(Available data):
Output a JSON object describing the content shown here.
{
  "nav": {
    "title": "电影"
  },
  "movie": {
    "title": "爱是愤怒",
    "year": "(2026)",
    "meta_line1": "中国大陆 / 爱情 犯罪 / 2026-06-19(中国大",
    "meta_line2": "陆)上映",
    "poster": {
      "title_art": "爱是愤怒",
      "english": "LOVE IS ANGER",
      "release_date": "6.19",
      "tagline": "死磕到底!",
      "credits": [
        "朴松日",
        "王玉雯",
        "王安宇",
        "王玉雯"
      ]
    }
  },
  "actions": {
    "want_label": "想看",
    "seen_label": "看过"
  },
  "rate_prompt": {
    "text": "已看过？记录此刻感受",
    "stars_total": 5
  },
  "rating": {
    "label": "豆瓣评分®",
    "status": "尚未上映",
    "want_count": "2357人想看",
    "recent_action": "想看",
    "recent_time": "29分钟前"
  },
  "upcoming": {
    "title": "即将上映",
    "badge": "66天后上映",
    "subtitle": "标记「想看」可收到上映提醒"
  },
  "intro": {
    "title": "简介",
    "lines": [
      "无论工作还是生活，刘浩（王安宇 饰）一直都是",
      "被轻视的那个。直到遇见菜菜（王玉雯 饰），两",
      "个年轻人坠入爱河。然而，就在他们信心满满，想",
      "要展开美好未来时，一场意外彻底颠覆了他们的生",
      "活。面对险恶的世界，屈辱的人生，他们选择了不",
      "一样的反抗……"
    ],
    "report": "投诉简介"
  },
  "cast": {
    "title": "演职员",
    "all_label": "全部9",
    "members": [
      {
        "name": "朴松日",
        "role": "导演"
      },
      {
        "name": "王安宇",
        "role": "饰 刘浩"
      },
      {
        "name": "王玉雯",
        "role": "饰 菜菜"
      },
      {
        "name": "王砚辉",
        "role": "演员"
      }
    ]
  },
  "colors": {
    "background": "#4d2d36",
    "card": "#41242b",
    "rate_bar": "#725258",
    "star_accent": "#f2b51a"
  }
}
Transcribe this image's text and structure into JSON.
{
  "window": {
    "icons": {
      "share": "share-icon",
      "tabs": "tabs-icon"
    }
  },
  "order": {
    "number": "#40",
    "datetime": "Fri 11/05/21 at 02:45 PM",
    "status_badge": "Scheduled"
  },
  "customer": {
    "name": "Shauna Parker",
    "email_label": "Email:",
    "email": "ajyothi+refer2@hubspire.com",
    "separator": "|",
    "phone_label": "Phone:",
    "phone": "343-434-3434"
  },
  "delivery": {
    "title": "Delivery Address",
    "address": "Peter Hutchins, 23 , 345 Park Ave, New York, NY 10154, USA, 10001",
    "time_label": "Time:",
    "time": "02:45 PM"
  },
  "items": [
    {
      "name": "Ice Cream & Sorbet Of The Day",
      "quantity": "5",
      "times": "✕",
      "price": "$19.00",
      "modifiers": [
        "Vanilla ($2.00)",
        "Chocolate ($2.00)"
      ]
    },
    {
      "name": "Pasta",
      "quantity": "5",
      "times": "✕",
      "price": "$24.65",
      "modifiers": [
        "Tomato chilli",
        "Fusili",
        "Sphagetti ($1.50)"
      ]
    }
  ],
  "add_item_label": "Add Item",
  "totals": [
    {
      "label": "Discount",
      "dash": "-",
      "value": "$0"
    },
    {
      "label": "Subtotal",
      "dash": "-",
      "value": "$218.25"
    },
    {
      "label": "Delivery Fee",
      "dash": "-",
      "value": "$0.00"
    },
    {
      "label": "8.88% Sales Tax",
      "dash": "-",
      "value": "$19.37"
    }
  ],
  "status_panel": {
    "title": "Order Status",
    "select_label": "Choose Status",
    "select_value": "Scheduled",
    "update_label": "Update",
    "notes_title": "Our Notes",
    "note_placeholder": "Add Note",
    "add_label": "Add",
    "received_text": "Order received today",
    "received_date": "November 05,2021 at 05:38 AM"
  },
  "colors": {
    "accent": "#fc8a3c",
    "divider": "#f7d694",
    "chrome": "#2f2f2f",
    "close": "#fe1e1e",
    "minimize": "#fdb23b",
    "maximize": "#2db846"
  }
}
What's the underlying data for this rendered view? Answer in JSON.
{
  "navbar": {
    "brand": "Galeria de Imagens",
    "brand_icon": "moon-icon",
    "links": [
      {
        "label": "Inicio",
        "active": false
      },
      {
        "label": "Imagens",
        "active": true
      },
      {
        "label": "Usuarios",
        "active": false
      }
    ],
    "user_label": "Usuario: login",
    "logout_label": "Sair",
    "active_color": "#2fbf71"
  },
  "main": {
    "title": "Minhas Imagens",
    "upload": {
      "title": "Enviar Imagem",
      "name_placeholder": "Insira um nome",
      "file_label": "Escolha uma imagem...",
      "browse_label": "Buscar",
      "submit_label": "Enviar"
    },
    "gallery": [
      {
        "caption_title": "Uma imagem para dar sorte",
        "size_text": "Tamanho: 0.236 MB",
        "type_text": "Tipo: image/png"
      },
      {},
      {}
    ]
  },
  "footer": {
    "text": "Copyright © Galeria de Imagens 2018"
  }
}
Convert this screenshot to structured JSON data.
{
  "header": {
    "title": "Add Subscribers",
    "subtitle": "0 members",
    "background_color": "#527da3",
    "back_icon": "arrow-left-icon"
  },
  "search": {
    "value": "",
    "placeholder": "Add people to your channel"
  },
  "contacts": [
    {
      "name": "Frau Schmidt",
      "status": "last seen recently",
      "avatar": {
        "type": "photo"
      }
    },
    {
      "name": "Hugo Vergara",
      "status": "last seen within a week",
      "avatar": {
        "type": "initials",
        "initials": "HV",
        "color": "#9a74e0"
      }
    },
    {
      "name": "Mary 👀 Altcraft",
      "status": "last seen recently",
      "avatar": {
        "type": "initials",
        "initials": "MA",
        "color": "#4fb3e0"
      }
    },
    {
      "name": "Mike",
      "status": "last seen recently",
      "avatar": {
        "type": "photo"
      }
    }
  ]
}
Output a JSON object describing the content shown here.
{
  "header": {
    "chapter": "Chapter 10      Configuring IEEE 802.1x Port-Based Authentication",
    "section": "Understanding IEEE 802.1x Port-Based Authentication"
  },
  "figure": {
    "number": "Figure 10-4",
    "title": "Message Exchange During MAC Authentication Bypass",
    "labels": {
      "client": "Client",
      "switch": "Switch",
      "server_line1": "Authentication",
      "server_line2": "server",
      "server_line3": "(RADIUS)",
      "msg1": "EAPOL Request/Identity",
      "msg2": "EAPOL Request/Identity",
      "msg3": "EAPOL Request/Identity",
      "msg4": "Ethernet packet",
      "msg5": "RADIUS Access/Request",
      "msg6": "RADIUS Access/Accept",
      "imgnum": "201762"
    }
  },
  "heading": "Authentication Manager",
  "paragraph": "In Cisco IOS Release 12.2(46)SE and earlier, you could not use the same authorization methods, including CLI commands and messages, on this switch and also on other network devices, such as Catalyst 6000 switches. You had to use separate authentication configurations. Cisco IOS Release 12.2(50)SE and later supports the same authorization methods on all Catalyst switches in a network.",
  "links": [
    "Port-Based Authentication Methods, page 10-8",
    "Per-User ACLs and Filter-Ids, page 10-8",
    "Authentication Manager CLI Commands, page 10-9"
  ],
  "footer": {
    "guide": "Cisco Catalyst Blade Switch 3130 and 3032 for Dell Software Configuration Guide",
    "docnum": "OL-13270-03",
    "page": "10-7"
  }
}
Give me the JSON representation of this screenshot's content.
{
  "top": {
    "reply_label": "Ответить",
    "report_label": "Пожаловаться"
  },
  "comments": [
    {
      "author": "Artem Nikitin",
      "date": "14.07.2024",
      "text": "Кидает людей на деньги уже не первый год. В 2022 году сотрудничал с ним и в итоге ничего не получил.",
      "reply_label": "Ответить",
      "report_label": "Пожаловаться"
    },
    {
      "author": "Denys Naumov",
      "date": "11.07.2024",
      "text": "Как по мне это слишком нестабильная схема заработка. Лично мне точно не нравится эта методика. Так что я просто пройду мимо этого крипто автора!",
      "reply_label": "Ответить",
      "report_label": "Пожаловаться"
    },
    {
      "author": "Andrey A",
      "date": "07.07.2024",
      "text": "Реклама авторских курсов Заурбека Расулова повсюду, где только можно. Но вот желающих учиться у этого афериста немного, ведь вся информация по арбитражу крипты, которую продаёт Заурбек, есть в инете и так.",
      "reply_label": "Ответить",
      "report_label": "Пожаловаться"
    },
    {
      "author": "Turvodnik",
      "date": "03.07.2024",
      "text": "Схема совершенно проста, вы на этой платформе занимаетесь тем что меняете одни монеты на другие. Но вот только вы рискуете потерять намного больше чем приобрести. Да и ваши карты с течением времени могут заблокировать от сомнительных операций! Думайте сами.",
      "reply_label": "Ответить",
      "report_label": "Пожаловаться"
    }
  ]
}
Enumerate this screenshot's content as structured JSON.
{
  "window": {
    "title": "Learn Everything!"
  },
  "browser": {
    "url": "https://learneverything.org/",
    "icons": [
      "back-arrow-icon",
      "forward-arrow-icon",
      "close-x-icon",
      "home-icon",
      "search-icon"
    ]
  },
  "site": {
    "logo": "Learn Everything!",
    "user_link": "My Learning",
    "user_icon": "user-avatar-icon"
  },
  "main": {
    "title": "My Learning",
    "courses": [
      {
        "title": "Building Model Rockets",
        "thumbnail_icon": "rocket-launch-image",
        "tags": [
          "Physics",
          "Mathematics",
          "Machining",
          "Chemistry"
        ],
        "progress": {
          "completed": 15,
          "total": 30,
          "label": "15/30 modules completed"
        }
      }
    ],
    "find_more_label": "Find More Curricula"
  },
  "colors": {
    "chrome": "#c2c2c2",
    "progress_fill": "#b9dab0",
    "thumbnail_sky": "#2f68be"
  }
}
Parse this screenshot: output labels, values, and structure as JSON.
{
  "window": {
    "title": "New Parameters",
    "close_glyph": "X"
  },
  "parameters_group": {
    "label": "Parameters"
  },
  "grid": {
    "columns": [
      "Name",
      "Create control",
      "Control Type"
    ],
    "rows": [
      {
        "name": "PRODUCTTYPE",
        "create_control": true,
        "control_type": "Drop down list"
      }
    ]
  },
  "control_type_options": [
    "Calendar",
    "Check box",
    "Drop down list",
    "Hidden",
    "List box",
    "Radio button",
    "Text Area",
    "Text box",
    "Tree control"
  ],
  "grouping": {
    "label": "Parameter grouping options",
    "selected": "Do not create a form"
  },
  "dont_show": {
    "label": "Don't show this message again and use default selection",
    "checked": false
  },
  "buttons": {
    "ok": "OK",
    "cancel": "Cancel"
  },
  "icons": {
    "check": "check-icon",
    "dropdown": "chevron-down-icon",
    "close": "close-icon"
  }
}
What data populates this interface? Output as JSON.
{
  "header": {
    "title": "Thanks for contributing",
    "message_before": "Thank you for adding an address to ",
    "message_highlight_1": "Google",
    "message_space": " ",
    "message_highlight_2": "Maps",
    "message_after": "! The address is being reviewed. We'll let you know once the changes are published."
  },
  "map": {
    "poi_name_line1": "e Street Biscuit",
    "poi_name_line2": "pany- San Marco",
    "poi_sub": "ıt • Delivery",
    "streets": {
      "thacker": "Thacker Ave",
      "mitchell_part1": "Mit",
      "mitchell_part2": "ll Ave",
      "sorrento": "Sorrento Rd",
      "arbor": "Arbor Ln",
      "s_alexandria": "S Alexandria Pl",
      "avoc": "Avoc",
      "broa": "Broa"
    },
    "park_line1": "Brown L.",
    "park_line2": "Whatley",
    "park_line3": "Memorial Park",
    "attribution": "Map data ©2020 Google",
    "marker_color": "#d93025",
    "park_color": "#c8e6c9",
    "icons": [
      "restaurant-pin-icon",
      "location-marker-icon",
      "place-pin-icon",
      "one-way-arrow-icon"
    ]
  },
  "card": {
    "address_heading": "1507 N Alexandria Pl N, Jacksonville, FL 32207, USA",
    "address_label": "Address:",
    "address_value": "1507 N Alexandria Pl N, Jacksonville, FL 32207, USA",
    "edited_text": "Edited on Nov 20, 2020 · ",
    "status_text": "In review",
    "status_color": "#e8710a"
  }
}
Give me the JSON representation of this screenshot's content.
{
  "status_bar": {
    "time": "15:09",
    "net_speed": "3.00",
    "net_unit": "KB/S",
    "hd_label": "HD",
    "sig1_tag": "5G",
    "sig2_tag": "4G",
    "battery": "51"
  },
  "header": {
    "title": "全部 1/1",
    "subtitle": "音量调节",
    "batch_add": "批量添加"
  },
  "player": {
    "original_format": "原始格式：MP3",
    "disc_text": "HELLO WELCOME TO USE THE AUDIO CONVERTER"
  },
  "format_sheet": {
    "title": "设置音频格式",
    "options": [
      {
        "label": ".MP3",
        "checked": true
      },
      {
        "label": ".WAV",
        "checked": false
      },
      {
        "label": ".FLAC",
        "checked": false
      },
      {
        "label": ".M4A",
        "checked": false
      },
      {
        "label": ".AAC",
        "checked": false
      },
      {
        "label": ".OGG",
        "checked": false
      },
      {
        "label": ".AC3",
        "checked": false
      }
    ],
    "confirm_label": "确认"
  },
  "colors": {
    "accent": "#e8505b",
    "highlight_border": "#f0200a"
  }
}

(What you are asked to do):
Pick out each line containing "Manager" and report it.

(Task result):
  "heading": "Authentication Manager",
    "Authentication Manager CLI Commands, page 10-9"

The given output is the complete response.